--- Start of Dataset entries ---

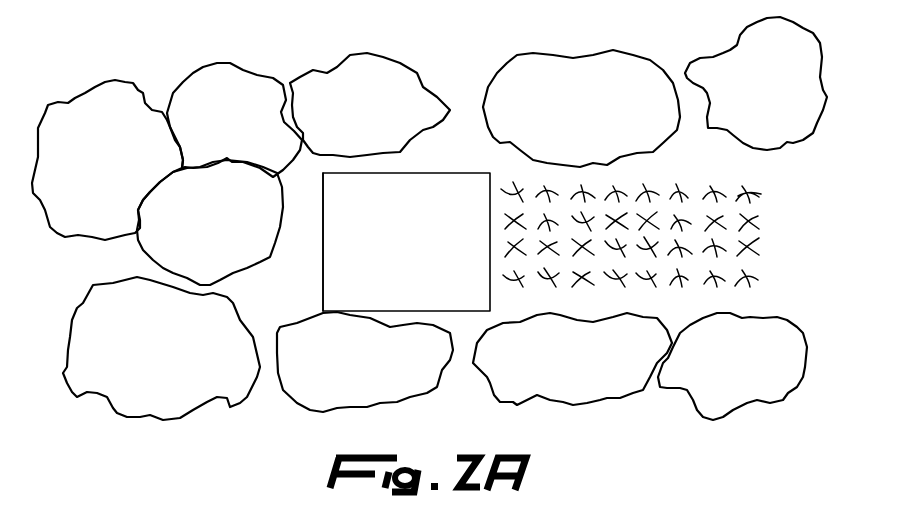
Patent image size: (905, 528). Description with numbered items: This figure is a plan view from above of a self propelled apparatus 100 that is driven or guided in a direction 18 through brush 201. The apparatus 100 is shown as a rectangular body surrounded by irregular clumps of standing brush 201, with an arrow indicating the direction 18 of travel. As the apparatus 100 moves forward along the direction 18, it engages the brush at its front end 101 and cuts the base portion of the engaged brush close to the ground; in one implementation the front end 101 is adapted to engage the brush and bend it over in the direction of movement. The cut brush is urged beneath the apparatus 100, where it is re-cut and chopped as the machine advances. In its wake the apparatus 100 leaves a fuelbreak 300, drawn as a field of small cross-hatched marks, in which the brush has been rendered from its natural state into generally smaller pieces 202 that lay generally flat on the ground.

The brush 201 is at (158, 76).
The direction 18 is at (222, 285).
The self propelled apparatus 100 is at (417, 251).
The front end 101 is at (323, 188).
The fuelbreak 300 is at (772, 231).
The smaller pieces 202 is at (757, 193).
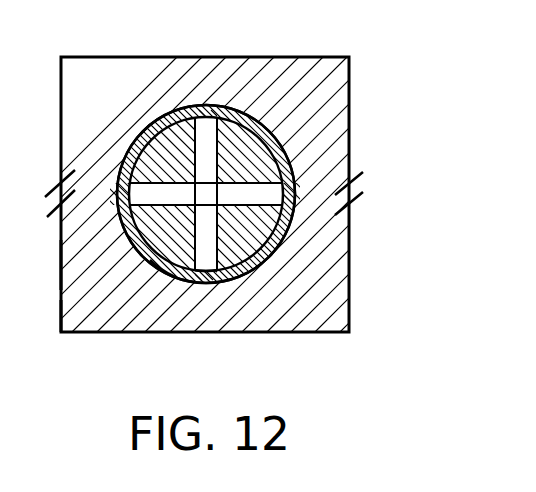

--- End of Dataset entries ---

Pick out each line above that contains the word "direction" and copy those lines unchanged.

▶ **Exercise solution**
Patent image size: (905, 528). Description with numbered items: This figure is a plan view from above of a self propelled apparatus 100 that is driven or guided in a direction 18 through brush 201. The apparatus 100 is shown as a rectangular body surrounded by irregular clumps of standing brush 201, with an arrow indicating the direction 18 of travel. As the apparatus 100 moves forward along the direction 18, it engages the brush at its front end 101 and cuts the base portion of the engaged brush close to the ground; in one implementation the front end 101 is adapted to engage the brush and bend it over in the direction of movement. The cut brush is urged beneath the apparatus 100, where it is re-cut and chopped as the machine advances. In its wake the apparatus 100 leaves a fuelbreak 300, drawn as a field of small cross-hatched marks, in which the brush has been rendered from its natural state into generally smaller pieces 202 that lay generally flat on the ground.
The direction 18 is at (222, 285).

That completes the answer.